Text segment —
-- Opening Marker --

The Science

The Science2019-04-10T09:15:33+00:00

We can’t have a complete conversation about cultivation and horticulture without talking about the sun, or more specifically, talking about radiation produced by the sun. Science has long discovered that over exposure to Ultraviolet (UV) radiation directly leads to skin cancer and other health issues, but how much do we really know? Judging by today’s overall lack of safety standards, it appears as though we still know very little. With all the data discussing the health risks created by exposure to light radiation, the cultivation industry still does very little to protect its workers. This is especially true with indoor cultivation. Artificial grow lights can produce extreme levels of radiation, yet policies prioritize sanitation over employee protection. No matter your environment, exposure to radiation in cultivation is an unavoidable reality. Whether you are in the field, a greenhouse or a grow room, light radiation exists, but that doesn’t mean we can’t protect ourselves. We want to take some time to really breakdown the reality of light risks in modern cultivation operations. This should feel like a review for more wider known facts, but hopefully we share some new information that will help you better understand the reality of light radiation in cultivation.

There are three specific spectrum of light radiation that are found in almost every cultivation:

RayWear Light Risks Infographics

  • Ultraviolet (UV) radiation (100nm-400nm): UV is the most discussed and understood.
  • Visible Light (380nm-750nm): Visible light is the spectrum visible to the human eye
  • Infrared (IR) radiation (700nm-1400nm): IR is mostly transmitted as heat

Let’s begin with the most well-known radiation, UV. Although all radiation between 100nm-400nm is technically Ultraviolet, that gap is broken down into 3 categories:

  • UVA (315-400nm) – these rays will age skin cells and can damage their DNA. These rays are linked to long-term skin damage such as wrinkles, but they are also thought to play a role in some skin cancers.
  • UVB (280-315nm) – these rays have slightly more energy than UVA rays. They can damage the skin cells’ DNA directly and are the main rays that cause sunburns. They are also thought to cause most skin cancers.
  • UVC (100-280nm) – these rays have more energy that the other types of UV rays, but they don’t normally get thru our atmosphere and are not in sunlight. This type of radiation is normally used as a disinfectant with germicidal lamps.

-- Closing Marker --

Instructions —
A. Answer these questions about the text on light radiation in cultivation:
(i) What wavelength range does it give for infrared radiation?
(ii) Which UV category does it call the main cause of sunburns?
(iii) What is UVC radiation normally used for?
B. Which types of radiation does the text on light radiation in cultivation assign a wavelength range? List each one with its range.
C. Can you extend the text on light radiation in cultivation, picking up right after its last sentence?

Supplied records —
-- Opening Marker --

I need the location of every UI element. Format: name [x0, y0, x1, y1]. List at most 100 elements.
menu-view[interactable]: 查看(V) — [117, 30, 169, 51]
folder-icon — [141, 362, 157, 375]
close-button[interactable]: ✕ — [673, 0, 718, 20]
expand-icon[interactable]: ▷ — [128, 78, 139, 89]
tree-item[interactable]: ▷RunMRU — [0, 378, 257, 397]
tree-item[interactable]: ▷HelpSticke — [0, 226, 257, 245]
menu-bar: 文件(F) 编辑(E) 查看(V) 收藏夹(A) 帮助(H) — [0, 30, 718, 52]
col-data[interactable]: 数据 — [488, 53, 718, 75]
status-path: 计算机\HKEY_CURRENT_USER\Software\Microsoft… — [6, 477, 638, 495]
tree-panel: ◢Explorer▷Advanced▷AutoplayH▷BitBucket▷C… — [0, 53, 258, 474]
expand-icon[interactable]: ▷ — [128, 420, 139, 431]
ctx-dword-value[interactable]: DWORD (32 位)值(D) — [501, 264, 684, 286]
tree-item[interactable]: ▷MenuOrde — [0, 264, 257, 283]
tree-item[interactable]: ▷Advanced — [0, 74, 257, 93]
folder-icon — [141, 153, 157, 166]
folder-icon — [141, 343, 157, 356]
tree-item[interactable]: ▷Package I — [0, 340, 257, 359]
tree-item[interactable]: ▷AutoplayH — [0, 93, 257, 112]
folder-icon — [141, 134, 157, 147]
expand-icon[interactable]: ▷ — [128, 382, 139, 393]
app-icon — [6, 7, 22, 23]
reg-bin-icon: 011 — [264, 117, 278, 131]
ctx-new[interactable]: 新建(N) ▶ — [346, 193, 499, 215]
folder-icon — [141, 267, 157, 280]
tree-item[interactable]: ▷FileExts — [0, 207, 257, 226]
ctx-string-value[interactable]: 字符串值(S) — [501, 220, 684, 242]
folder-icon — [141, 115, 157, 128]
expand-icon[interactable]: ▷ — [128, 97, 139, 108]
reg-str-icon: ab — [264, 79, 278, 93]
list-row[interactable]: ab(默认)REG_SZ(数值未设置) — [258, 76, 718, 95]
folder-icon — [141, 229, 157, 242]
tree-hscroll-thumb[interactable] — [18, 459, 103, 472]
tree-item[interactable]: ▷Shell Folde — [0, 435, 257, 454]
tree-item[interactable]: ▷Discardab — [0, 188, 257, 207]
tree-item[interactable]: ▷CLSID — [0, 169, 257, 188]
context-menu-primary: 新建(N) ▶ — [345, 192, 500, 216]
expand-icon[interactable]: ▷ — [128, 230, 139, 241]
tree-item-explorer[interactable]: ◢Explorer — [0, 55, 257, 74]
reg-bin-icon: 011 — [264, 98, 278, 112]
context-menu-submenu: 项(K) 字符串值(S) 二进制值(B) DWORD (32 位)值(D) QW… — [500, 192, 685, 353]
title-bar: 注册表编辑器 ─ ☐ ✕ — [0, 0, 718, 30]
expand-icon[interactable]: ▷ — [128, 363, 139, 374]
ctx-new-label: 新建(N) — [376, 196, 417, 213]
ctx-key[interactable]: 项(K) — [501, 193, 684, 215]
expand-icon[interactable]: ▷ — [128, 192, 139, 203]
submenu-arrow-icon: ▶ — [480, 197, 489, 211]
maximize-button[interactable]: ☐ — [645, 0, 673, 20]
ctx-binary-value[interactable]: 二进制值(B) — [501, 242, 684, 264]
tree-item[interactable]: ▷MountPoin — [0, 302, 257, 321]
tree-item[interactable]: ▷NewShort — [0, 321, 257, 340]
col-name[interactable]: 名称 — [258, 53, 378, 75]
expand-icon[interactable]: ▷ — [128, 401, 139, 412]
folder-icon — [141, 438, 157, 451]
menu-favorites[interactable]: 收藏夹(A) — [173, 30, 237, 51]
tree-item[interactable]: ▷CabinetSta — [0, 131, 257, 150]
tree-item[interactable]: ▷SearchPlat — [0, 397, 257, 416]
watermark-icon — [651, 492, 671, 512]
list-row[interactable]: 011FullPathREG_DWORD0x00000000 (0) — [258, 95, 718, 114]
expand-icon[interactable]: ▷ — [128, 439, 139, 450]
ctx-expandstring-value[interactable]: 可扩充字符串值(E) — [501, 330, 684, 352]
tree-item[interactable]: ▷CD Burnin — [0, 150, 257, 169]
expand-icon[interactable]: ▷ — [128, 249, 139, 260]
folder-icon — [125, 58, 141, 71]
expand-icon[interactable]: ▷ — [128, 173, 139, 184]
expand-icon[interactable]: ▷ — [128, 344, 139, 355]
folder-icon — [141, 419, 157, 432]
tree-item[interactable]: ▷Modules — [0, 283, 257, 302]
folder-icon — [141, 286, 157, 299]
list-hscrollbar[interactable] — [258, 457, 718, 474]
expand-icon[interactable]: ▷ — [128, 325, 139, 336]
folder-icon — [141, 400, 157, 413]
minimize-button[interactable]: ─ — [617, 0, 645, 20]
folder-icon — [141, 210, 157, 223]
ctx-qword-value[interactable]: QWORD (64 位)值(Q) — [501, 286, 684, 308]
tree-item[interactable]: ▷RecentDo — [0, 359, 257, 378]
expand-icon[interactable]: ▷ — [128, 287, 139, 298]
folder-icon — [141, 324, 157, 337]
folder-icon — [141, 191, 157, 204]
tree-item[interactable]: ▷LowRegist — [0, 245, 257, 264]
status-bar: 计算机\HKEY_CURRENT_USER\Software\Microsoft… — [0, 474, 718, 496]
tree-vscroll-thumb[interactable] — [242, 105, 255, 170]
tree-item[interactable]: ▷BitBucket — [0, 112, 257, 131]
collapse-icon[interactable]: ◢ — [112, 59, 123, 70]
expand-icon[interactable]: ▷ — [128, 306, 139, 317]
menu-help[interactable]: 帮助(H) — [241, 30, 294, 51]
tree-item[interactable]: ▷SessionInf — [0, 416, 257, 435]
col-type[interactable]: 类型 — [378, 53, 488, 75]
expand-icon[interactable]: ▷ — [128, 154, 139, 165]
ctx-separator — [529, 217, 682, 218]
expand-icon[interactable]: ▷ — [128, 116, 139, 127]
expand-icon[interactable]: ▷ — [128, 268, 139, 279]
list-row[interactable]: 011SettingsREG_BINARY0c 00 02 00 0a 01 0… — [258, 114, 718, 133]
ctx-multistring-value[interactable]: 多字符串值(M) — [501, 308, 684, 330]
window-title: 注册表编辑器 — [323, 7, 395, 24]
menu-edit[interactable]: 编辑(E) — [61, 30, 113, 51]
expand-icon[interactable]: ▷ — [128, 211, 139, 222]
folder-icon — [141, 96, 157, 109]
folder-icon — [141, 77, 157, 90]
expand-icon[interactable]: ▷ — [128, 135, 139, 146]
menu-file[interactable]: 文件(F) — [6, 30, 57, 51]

-- Closing Marker --

Answers to each task —
A.
(i) 700nm-1400nm
(ii) UVB
(iii) As a disinfectant with germicidal lamps

B.
- Ultraviolet (UV) radiation: 100nm-400nm
- Visible Light: 380nm-750nm
- Infrared (IR) radiation: 700nm-1400nm
- UVA: 315-400nm
- UVB: 280-315nm
- UVC: 100-280nm

C.
UV is the most widely understood radiation, specifically when it comes to causes of skin cancer. Melanoma, the most serious form of skin cancer, is commonly attributed to excessive exposure to UV radiation. While UV radiation is very serious and workers should be protected from it when possible, it is not the only radiation growers are being exposed too. In fact, UV is only a small percentage of the total radiation.

RayWear EMR Graph

Both Visible and IR play large roles with regards to the total radiation produced by the sun, and by modern grow lights. Again, many growers are aware of the damage caused by UV, but what about the rest of the radiation? Infrared radiation is mostly experienced as heat. Your body’s natural defense system kicks in when you are being exposed to significant levels of IR. But what about the radiation that doesn’t trigger any self-defense responses? Visible light is just that type of radiation. Historically visible light was labeled as non-deleterious, or non-harmful. With the advances in technology and understanding how our bodies react with radiation, visible light is no longer an innocent bystander. Visible light, specifically the “High Energy Visible” spectrum between 400nm-500nm, has been linked to many health issues previously believed to only come from the UV spectrum.

These are just a few of the health risks attributed to Visible light exposure:

  • Produces free radicals (free radicals are found in almost every known cancer)
  • Affects melanogenesis
  • Increase macular degeneration
  • Induces indirect DNA damage through the generation of reactive oxygen species
    skin disease, photoaging, erythema

We can no longer just keep our focus on one type of harmful radiation. We must begin to protect workers throughout the relative spectrum that is flooding their work environments.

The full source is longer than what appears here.